### Stated goal:
Gather each line containing the string "title" from these entries.

........

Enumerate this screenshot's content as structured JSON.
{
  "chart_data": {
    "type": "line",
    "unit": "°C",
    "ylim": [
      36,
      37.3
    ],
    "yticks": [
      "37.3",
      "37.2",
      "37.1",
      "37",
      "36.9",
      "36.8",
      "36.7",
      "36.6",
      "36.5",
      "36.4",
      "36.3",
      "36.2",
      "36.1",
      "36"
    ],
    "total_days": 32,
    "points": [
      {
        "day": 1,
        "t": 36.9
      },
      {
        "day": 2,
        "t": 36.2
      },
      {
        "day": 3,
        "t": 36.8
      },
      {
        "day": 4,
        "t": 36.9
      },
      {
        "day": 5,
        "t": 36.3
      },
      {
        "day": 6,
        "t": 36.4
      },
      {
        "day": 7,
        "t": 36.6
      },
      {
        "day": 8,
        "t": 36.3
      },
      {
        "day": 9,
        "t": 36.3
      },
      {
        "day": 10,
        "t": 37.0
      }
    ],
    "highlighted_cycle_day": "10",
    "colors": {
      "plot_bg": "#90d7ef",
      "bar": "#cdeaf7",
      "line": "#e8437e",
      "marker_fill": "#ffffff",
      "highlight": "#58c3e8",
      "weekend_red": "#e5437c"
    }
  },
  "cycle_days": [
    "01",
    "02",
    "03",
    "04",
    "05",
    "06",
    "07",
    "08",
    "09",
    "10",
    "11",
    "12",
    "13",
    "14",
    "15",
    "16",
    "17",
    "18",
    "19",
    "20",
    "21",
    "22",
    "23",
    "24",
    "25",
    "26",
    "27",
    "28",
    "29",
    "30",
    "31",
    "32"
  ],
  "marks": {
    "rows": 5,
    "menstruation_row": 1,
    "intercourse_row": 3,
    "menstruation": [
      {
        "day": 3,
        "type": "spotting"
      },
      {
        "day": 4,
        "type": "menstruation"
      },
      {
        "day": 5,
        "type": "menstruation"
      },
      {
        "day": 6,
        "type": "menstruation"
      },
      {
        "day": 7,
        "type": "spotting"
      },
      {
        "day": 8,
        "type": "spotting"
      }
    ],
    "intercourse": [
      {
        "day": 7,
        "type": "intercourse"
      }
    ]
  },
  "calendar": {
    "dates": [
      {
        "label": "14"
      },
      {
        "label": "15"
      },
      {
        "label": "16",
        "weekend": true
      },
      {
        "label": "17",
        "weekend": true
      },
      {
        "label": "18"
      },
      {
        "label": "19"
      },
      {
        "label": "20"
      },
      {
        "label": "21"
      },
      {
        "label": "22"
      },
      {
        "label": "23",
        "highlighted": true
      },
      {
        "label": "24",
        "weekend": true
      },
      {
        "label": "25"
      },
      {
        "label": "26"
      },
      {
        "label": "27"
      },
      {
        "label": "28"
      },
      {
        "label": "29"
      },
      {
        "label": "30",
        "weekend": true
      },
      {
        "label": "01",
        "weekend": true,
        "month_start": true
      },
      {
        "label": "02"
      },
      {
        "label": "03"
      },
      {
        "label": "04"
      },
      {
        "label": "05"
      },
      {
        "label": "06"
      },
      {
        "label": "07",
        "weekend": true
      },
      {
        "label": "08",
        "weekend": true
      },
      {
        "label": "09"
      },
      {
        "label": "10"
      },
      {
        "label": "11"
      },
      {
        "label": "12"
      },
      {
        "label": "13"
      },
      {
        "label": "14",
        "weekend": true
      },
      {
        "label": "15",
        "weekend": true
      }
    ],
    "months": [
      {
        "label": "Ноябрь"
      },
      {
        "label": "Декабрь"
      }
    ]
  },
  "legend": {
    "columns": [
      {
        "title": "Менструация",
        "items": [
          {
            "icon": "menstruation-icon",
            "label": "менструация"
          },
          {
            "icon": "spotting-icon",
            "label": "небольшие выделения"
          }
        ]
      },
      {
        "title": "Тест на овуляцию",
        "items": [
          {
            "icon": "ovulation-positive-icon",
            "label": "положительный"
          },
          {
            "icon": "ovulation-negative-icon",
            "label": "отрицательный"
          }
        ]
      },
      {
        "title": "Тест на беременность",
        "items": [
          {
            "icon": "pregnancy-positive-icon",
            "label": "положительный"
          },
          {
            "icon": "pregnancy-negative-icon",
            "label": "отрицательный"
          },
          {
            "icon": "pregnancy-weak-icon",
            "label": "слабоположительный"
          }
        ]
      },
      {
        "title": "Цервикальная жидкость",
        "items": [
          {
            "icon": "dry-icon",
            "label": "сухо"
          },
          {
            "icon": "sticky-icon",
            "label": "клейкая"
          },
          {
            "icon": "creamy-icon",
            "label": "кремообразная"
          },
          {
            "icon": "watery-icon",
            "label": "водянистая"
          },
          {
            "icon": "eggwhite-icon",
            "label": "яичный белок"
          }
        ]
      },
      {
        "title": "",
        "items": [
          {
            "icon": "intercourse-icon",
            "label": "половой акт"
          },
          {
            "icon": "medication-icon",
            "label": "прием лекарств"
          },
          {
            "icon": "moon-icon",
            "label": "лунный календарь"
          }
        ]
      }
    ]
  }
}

........

### Expected output:
        "title": "Менструация",
        "title": "Тест на овуляцию",
        "title": "Тест на беременность",
        "title": "Цервикальная жидкость",
        "title": "",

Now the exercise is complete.